» **What the task asks**:
Reproduce the employment insurance decision below word for word, from its first line to its last.

Employment Insurance (EI)

Decision Information

Decision Content



Reasons and decision

Introduction

[1] On December 30, 2015, the General Division (GD) of the Social Security Tribunal of Canada (Tribunal) dismissed the Applicant’s appeal from a reconsideration decision of the Canada Employment Insurance Commission (Commission). The Commission had decided to not allow the hours accumulated from the Applicant’s previous employment, which ended on May 28, 2014, because it was determined that he voluntarily left that employment without just cause. The claimant sought reconsideration of the Commission’s decision, and the Commission maintained its decision by letter dated April 9, 2015.

[2] A teleconference hearing was held by the GD on December 22, 2015. The GD decision was sent to the Applicant on December 31, 2015.

[3] The Applicant filed an application for leave to appeal (Application) with the Appeal Division (AD) of the Tribunal on January 28, 2016. The Application was filed within the 30 day limit.

Issue

[4] The AD of the Tribunal must decide if the appeal has a reasonable chance of success.

Submissions

[5] The Applicant submitted in support of the Application that there were errors of law and errors of mixed fact and law in the GD decision. In particular, the Applicant argued that the GD failed to give due and proper weight or consideration to all the circumstances in its determination that the Applicant voluntarily left his employment without just cause, gave disproportionate weight to second-hand evidence and failed to give proper weight to the testimony of the Applicant and the level of sophistication common amongst workers and labourers in the trade industry.

» **Entries from a dataset**:
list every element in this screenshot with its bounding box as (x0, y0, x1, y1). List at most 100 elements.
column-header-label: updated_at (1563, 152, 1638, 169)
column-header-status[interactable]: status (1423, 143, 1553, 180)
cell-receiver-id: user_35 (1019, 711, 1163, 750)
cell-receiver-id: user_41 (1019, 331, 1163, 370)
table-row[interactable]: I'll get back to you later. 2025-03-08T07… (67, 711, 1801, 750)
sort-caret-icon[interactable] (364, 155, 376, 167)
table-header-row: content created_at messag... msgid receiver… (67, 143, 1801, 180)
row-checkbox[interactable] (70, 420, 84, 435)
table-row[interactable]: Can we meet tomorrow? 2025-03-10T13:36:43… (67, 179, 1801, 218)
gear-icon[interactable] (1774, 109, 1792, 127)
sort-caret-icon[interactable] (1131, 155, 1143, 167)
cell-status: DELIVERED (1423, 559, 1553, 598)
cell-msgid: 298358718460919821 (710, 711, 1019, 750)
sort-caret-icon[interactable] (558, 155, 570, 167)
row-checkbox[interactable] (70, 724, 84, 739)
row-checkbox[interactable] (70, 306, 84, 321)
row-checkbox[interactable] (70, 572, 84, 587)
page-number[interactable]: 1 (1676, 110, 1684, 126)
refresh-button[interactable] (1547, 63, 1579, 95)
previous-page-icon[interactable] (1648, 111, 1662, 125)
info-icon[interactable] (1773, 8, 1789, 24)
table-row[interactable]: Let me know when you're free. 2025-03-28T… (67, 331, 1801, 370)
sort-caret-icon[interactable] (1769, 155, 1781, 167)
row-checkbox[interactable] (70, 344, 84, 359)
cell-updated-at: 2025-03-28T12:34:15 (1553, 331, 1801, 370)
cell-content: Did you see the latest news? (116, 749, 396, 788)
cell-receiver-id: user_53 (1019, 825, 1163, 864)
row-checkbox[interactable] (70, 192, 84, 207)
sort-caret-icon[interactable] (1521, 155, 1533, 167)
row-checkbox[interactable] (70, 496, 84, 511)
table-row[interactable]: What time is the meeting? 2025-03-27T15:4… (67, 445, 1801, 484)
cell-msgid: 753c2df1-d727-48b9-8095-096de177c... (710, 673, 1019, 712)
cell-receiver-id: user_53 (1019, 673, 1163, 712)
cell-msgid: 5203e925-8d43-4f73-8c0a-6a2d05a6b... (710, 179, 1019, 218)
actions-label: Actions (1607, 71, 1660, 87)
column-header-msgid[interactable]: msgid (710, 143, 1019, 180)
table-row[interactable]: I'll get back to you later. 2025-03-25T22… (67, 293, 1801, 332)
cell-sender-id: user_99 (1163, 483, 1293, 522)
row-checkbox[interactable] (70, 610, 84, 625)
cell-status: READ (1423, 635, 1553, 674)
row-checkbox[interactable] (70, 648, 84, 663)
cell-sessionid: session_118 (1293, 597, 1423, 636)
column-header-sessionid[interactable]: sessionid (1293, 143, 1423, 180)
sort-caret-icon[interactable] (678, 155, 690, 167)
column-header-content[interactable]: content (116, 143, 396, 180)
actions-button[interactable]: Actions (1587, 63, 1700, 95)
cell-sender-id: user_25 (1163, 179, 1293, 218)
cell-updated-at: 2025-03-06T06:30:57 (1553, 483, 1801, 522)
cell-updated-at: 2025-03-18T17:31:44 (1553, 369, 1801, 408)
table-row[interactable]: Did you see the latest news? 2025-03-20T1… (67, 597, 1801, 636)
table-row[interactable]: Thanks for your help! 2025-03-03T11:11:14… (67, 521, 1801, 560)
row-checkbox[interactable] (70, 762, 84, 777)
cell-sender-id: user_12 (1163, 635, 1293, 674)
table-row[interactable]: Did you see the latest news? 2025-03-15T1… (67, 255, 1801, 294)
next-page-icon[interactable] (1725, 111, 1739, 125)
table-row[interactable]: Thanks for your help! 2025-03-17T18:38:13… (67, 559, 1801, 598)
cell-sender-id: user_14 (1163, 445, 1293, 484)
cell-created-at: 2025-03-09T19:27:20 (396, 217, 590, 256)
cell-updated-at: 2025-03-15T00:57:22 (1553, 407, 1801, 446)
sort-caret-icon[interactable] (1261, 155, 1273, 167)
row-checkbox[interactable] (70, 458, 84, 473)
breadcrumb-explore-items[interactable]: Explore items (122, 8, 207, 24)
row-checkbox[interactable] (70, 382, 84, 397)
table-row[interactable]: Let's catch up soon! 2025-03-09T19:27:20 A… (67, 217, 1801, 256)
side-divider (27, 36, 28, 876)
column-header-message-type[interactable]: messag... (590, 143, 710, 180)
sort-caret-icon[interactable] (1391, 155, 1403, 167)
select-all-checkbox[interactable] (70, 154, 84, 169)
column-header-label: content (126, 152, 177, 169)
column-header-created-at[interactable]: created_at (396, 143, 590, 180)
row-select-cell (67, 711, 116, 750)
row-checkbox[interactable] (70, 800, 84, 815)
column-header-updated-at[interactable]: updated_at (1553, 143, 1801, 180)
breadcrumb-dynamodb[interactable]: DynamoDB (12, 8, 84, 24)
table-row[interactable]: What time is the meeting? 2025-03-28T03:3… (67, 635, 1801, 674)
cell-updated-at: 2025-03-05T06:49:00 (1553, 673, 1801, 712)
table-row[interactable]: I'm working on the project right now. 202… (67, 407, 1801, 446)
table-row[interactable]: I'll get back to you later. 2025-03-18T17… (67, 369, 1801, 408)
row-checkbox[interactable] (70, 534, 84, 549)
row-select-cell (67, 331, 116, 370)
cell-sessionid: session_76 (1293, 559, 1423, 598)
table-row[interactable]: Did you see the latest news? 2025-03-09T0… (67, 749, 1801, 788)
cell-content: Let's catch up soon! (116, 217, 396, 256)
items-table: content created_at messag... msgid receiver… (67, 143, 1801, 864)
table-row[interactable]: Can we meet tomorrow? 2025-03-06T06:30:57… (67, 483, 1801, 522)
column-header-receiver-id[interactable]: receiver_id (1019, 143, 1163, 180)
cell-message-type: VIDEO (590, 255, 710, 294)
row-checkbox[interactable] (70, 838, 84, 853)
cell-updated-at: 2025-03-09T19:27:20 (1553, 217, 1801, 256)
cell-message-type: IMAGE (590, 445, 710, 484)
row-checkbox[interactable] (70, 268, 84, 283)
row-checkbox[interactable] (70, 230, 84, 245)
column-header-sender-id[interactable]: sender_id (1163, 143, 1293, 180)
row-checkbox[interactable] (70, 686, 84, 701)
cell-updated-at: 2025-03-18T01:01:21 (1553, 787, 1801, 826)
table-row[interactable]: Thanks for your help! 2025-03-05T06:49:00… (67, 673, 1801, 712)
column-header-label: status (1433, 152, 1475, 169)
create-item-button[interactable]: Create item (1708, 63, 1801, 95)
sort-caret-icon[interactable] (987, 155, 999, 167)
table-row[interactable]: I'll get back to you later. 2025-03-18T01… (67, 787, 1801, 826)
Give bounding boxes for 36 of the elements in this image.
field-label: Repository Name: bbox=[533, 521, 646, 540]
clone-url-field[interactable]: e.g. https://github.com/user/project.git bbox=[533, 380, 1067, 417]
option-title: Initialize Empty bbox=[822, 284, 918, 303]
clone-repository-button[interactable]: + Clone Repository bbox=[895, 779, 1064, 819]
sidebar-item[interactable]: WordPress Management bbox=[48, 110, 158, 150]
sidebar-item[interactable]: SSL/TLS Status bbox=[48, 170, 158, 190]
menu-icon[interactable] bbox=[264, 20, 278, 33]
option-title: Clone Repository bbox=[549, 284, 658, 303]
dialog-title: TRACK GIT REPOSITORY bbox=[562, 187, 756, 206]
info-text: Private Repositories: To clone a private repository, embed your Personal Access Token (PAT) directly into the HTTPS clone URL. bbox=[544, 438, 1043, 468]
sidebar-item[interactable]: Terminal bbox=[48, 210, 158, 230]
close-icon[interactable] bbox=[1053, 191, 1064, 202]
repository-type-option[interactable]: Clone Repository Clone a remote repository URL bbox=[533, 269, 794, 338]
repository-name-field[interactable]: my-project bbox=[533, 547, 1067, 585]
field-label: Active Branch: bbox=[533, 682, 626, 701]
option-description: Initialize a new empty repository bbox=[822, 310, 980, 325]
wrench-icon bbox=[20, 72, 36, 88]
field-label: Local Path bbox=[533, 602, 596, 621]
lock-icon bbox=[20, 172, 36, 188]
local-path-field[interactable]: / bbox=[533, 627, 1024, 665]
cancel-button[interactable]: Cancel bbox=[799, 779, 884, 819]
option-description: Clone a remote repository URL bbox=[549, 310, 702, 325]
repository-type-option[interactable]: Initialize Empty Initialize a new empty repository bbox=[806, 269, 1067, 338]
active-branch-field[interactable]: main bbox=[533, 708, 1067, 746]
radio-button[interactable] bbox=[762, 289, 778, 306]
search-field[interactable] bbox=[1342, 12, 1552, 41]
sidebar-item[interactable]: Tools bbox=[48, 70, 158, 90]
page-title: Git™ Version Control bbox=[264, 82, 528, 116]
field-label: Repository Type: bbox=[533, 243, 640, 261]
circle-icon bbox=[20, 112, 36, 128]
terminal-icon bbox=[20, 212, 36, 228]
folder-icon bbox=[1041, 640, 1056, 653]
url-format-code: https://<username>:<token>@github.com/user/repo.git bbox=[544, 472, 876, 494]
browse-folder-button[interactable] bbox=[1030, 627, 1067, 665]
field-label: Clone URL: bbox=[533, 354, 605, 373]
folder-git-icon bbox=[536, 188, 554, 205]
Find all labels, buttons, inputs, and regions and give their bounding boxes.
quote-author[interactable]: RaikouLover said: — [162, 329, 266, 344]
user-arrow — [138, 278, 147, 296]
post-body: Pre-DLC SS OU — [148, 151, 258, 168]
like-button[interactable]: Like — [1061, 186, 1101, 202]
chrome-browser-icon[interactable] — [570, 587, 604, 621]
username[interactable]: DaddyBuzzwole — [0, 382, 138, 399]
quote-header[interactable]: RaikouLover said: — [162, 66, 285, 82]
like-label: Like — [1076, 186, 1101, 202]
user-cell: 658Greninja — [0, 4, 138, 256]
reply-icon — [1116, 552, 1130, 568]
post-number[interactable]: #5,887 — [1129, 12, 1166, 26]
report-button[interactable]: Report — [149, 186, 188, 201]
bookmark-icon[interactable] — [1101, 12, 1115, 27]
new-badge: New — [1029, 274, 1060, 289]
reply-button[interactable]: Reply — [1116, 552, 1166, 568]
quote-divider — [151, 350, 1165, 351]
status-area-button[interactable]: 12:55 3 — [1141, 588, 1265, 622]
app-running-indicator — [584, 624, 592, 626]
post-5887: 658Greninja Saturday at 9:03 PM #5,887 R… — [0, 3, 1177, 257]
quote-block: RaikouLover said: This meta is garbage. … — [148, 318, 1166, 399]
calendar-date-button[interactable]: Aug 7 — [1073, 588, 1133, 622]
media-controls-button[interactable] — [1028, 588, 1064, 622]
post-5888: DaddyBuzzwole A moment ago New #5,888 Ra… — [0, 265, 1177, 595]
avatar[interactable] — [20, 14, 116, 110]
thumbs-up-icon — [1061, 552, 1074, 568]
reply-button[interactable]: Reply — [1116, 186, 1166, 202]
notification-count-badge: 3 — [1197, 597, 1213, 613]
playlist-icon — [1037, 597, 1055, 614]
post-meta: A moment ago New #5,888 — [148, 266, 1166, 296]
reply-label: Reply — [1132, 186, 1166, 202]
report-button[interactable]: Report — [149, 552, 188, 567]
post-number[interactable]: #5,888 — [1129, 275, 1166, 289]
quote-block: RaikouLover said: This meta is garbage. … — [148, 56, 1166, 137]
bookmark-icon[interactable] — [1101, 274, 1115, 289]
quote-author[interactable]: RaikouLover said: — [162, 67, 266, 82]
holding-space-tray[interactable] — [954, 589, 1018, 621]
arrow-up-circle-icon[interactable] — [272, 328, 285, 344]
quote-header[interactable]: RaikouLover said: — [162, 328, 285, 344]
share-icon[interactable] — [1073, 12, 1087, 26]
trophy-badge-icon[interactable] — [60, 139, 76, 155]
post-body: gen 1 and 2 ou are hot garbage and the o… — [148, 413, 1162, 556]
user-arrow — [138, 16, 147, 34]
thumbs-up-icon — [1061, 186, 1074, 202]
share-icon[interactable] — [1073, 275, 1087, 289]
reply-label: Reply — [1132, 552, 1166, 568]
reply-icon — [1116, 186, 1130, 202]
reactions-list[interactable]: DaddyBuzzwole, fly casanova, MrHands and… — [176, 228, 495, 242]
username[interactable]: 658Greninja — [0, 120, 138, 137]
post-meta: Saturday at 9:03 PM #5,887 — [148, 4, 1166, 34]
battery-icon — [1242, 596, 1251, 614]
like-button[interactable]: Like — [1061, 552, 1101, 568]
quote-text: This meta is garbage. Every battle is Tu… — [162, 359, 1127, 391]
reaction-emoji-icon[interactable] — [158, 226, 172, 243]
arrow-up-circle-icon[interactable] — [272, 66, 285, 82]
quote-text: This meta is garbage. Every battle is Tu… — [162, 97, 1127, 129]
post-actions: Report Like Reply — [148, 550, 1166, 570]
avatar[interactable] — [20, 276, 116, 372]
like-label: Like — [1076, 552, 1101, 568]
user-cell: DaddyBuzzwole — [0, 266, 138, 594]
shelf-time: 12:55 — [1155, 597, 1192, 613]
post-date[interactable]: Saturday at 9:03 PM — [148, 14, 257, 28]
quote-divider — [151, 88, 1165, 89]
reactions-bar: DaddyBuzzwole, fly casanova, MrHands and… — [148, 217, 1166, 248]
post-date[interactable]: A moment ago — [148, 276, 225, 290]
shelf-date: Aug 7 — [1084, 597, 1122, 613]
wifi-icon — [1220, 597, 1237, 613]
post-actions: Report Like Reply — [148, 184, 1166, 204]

» **Problem solution**:
Employment Insurance (EI)

Decision Information

Decision Content



Reasons and decision

Introduction

[1] On December 30, 2015, the General Division (GD) of the Social Security Tribunal of Canada (Tribunal) dismissed the Applicant’s appeal from a reconsideration decision of the Canada Employment Insurance Commission (Commission). The Commission had decided to not allow the hours accumulated from the Applicant’s previous employment, which ended on May 28, 2014, because it was determined that he voluntarily left that employment without just cause. The claimant sought reconsideration of the Commission’s decision, and the Commission maintained its decision by letter dated April 9, 2015.

[2] A teleconference hearing was held by the GD on December 22, 2015. The GD decision was sent to the Applicant on December 31, 2015.

[3] The Applicant filed an application for leave to appeal (Application) with the Appeal Division (AD) of the Tribunal on January 28, 2016. The Application was filed within the 30 day limit.

Issue

[4] The AD of the Tribunal must decide if the appeal has a reasonable chance of success.

Submissions

[5] The Applicant submitted in support of the Application that there were errors of law and errors of mixed fact and law in the GD decision. In particular, the Applicant argued that the GD failed to give due and proper weight or consideration to all the circumstances in its determination that the Applicant voluntarily left his employment without just cause, gave disproportionate weight to second-hand evidence and failed to give proper weight to the testimony of the Applicant and the level of sophistication common amongst workers and labourers in the trade industry.